Written problem:
Could you repeat the records below exactly, leaving out any pictures?

Records for processing:
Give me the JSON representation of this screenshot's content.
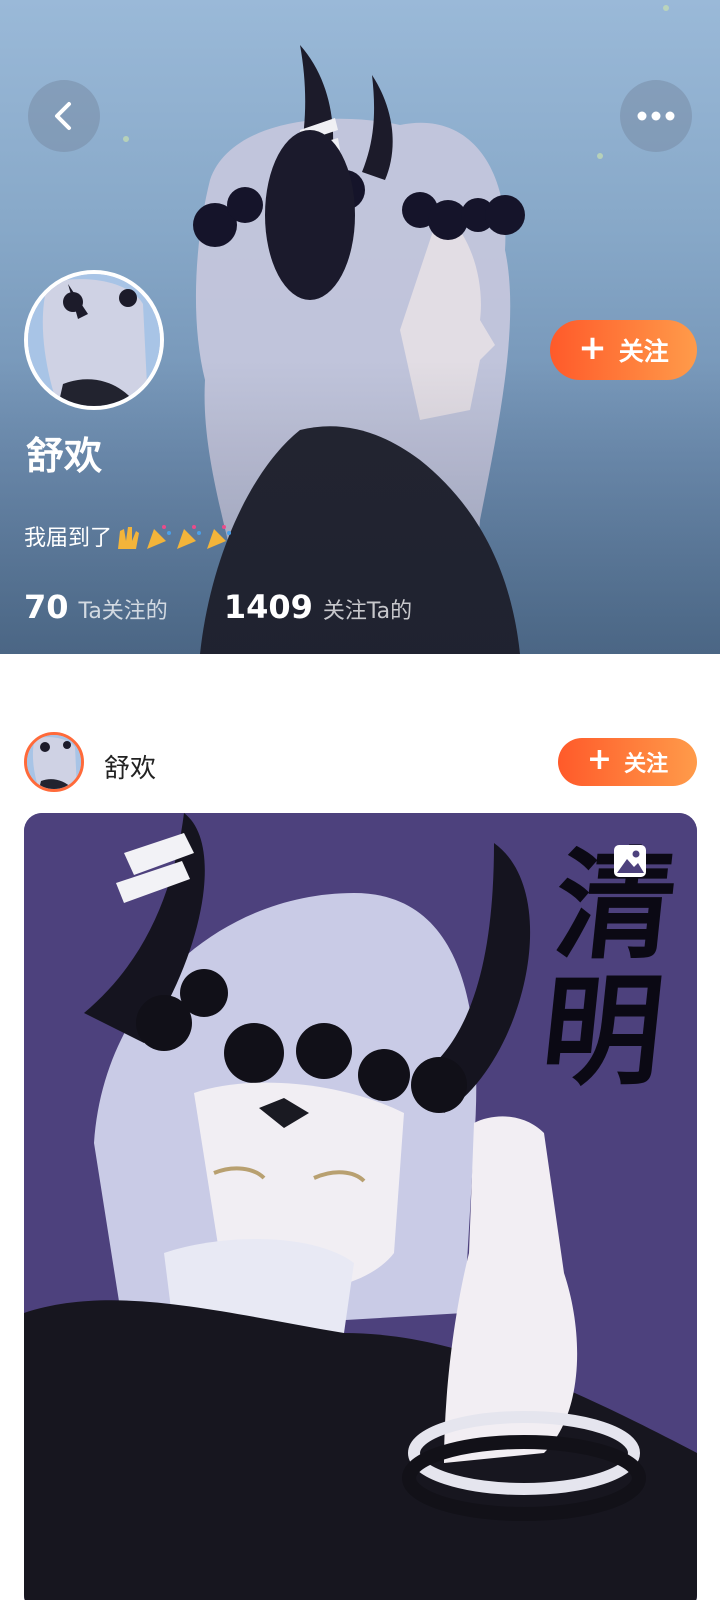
{
  "header": {
    "back_icon": "chevron-left-icon",
    "more_icon": "more-dots-icon",
    "follow_label": "关注",
    "username": "舒欢",
    "bio": "我届到了",
    "stats": {
      "following_count": "70",
      "following_label": "Ta关注的",
      "followers_count": "1409",
      "followers_label": "关注Ta的"
    }
  },
  "post": {
    "author": "舒欢",
    "follow_label": "关注",
    "image_badge_icon": "image-icon",
    "image_text": [
      "清",
      "明"
    ]
  },
  "colors": {
    "accent_start": "#ff5a2a",
    "accent_end": "#ff9b4a",
    "header_bg": "#87a8c8",
    "post_bg": "#4a3f7a"
  }
}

Output of the task:
Give me the JSON representation of this screenshot's content.
{
  "header": {
    "back_icon": "chevron-left-icon",
    "more_icon": "more-dots-icon",
    "follow_label": "关注",
    "username": "舒欢",
    "bio": "我届到了",
    "stats": {
      "following_count": "70",
      "following_label": "Ta关注的",
      "followers_count": "1409",
      "followers_label": "关注Ta的"
    }
  },
  "post": {
    "author": "舒欢",
    "follow_label": "关注",
    "image_badge_icon": "image-icon",
    "image_text": [
      "清",
      "明"
    ]
  },
  "colors": {
    "accent_start": "#ff5a2a",
    "accent_end": "#ff9b4a",
    "header_bg": "#87a8c8",
    "post_bg": "#4a3f7a"
  }
}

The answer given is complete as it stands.